* _Exercise prompt_
The records below must be duplicated exactly, character for character.

[Data provided — start]

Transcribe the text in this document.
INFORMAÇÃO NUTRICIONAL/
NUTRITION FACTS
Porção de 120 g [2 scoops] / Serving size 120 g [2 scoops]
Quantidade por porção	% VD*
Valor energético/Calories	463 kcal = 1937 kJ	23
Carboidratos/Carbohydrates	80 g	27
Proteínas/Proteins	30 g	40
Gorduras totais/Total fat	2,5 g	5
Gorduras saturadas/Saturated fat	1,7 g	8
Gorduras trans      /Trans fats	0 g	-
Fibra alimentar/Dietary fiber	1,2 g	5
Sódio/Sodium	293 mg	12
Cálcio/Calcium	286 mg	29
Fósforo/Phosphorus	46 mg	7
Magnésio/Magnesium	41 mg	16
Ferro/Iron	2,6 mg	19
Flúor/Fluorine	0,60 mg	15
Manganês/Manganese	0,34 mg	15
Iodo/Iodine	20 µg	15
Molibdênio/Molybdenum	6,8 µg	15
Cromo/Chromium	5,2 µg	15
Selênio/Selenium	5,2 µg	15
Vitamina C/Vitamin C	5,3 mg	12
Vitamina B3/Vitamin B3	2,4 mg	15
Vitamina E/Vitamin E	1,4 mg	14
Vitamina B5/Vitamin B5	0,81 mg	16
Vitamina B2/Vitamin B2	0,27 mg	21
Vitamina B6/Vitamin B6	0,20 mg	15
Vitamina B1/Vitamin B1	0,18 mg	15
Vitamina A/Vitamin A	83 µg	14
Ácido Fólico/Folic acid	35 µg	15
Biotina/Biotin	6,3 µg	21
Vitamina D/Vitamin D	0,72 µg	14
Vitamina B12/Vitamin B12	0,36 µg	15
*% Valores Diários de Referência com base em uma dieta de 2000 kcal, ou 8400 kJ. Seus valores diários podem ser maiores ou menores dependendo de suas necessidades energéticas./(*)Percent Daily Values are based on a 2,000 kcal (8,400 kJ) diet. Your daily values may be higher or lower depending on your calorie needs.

[Data provided — finish]

* _Answer section_
Transcribe the text in this document.
INFORMAÇÃO NUTRICIONAL/
NUTRITION FACTS
Porção de 120 g [2 scoops] / Serving size 120 g [2 scoops]
Quantidade por porção	% VD*
Valor energético/Calories	463 kcal = 1937 kJ	23
Carboidratos/Carbohydrates	80 g	27
Proteínas/Proteins	30 g	40
Gorduras totais/Total fat	2,5 g	5
Gorduras saturadas/Saturated fat	1,7 g	8
Gorduras trans      /Trans fats	0 g	-
Fibra alimentar/Dietary fiber	1,2 g	5
Sódio/Sodium	293 mg	12
Cálcio/Calcium	286 mg	29
Fósforo/Phosphorus	46 mg	7
Magnésio/Magnesium	41 mg	16
Ferro/Iron	2,6 mg	19
Flúor/Fluorine	0,60 mg	15
Manganês/Manganese	0,34 mg	15
Iodo/Iodine	20 µg	15
Molibdênio/Molybdenum	6,8 µg	15
Cromo/Chromium	5,2 µg	15
Selênio/Selenium	5,2 µg	15
Vitamina C/Vitamin C	5,3 mg	12
Vitamina B3/Vitamin B3	2,4 mg	15
Vitamina E/Vitamin E	1,4 mg	14
Vitamina B5/Vitamin B5	0,81 mg	16
Vitamina B2/Vitamin B2	0,27 mg	21
Vitamina B6/Vitamin B6	0,20 mg	15
Vitamina B1/Vitamin B1	0,18 mg	15
Vitamina A/Vitamin A	83 µg	14
Ácido Fólico/Folic acid	35 µg	15
Biotina/Biotin	6,3 µg	21
Vitamina D/Vitamin D	0,72 µg	14
Vitamina B12/Vitamin B12	0,36 µg	15
*% Valores Diários de Referência com base em uma dieta de 2000 kcal, ou 8400 kJ. Seus valores diários podem ser maiores ou menores dependendo de suas necessidades energéticas./(*)Percent Daily Values are based on a 2,000 kcal (8,400 kJ) diet. Your daily values may be higher or lower depending on your calorie needs.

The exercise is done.